* **Information shown**:
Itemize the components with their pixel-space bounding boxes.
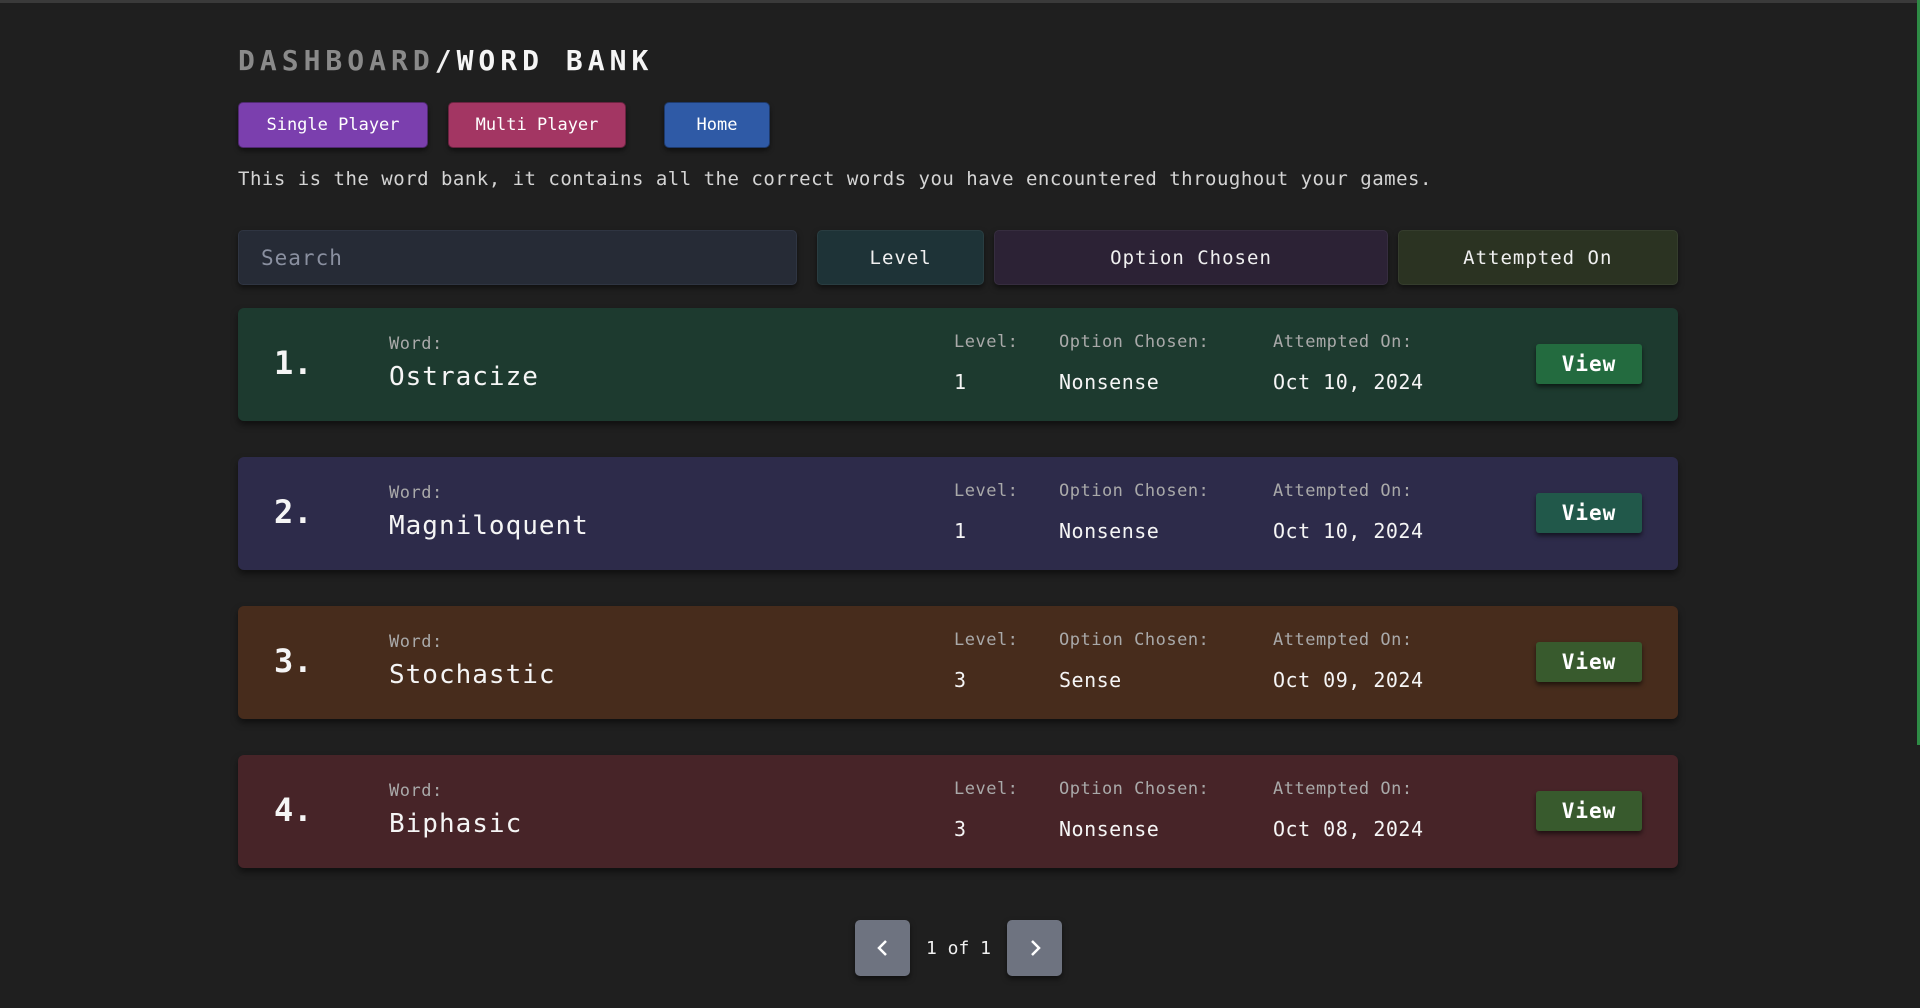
attempted-label: Attempted On: [1273, 630, 1413, 650]
option-label: Option Chosen: [1059, 481, 1210, 501]
pagination: 1 of 1 [855, 920, 1062, 976]
top-border [0, 0, 1920, 3]
word-index: 2. [274, 493, 313, 531]
attempted-value: Oct 08, 2024 [1273, 817, 1424, 841]
view-button[interactable]: View [1536, 642, 1642, 682]
option-chosen-filter-button[interactable]: Option Chosen [994, 230, 1388, 285]
level-label: Level: [954, 332, 1019, 352]
option-value: Nonsense [1059, 817, 1160, 841]
level-filter-button[interactable]: Level [816, 230, 985, 285]
level-label: Level: [954, 630, 1019, 650]
multi-player-button[interactable]: Multi Player [448, 102, 626, 148]
level-value: 1 [954, 370, 967, 394]
view-button[interactable]: View [1536, 344, 1642, 384]
option-value: Nonsense [1059, 370, 1160, 394]
view-button[interactable]: View [1536, 493, 1642, 533]
search-input[interactable] [238, 230, 797, 285]
attempted-label: Attempted On: [1273, 779, 1413, 799]
level-label: Level: [954, 779, 1019, 799]
word-label: Word: [389, 334, 443, 354]
word-bank-page: DASHBOARD / WORD BANK Single Player Multi … [238, 40, 1678, 904]
breadcrumb-current: WORD BANK [456, 43, 654, 77]
word-card: 4. Word: Biphasic Level: 3 Option Chosen: Nons… [238, 755, 1678, 868]
option-value: Nonsense [1059, 519, 1160, 543]
attempted-value: Oct 09, 2024 [1273, 668, 1424, 692]
level-value: 3 [954, 668, 967, 692]
attempted-value: Oct 10, 2024 [1273, 519, 1424, 543]
page-description: This is the word bank, it contains all t… [238, 168, 1432, 190]
word-label: Word: [389, 483, 443, 503]
word-index: 3. [274, 642, 313, 680]
chevron-left-icon [876, 940, 887, 956]
word-index: 1. [274, 344, 313, 382]
home-button[interactable]: Home [664, 102, 770, 148]
word-index: 4. [274, 791, 313, 829]
prev-page-button[interactable] [855, 920, 910, 976]
option-label: Option Chosen: [1059, 779, 1210, 799]
breadcrumb-dashboard[interactable]: DASHBOARD [238, 44, 435, 77]
word-label: Word: [389, 781, 443, 801]
attempted-label: Attempted On: [1273, 332, 1413, 352]
view-button[interactable]: View [1536, 791, 1642, 831]
chevron-right-icon [1030, 940, 1041, 956]
page-indicator: 1 of 1 [925, 937, 992, 959]
level-label: Level: [954, 481, 1019, 501]
option-label: Option Chosen: [1059, 630, 1210, 650]
word-card: 2. Word: Magniloquent Level: 1 Option Chosen:… [238, 457, 1678, 570]
level-value: 3 [954, 817, 967, 841]
filter-bar: Level Option Chosen Attempted On [238, 230, 1678, 285]
word-value: Stochastic [389, 660, 556, 690]
option-value: Sense [1059, 668, 1122, 692]
level-value: 1 [954, 519, 967, 543]
single-player-button[interactable]: Single Player [238, 102, 428, 148]
attempted-label: Attempted On: [1273, 481, 1413, 501]
word-value: Biphasic [389, 809, 523, 839]
word-card: 1. Word: Ostracize Level: 1 Option Chosen: Non… [238, 308, 1678, 421]
nav-buttons: Single Player Multi Player Home [238, 102, 1678, 148]
option-label: Option Chosen: [1059, 332, 1210, 352]
word-value: Magniloquent [389, 511, 589, 541]
word-card: 3. Word: Stochastic Level: 3 Option Chosen: Se… [238, 606, 1678, 719]
word-label: Word: [389, 632, 443, 652]
breadcrumb-separator: / [434, 43, 457, 77]
breadcrumb: DASHBOARD / WORD BANK [238, 40, 1678, 80]
word-value: Ostracize [389, 362, 539, 392]
word-list: 1. Word: Ostracize Level: 1 Option Chosen: Non… [238, 308, 1678, 868]
next-page-button[interactable] [1007, 920, 1062, 976]
attempted-on-filter-button[interactable]: Attempted On [1397, 230, 1678, 285]
attempted-value: Oct 10, 2024 [1273, 370, 1424, 394]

* **Exercise task**: Reproduce the lines starting with the one that contains "attempted-label: Attempted On: [1273, 630, 1413, 650]" and going on through the one that contains "attempted-label: Attempted On: [1273, 779, 1413, 799]", swapping "Nonsense" for "Unknown" and leaving everything else unchanged.

* **Complete response**:
attempted-label: Attempted On: [1273, 630, 1413, 650]
option-label: Option Chosen: [1059, 481, 1210, 501]
pagination: 1 of 1 [855, 920, 1062, 976]
top-border [0, 0, 1920, 3]
word-index: 2. [274, 493, 313, 531]
attempted-value: Oct 08, 2024 [1273, 817, 1424, 841]
view-button[interactable]: View [1536, 642, 1642, 682]
option-chosen-filter-button[interactable]: Option Chosen [994, 230, 1388, 285]
level-label: Level: [954, 332, 1019, 352]
option-value: Unknown [1059, 817, 1160, 841]
level-filter-button[interactable]: Level [816, 230, 985, 285]
level-label: Level: [954, 630, 1019, 650]
multi-player-button[interactable]: Multi Player [448, 102, 626, 148]
level-value: 1 [954, 370, 967, 394]
view-button[interactable]: View [1536, 344, 1642, 384]
option-value: Unknown [1059, 370, 1160, 394]
view-button[interactable]: View [1536, 493, 1642, 533]
search-input[interactable] [238, 230, 797, 285]
attempted-label: Attempted On: [1273, 779, 1413, 799]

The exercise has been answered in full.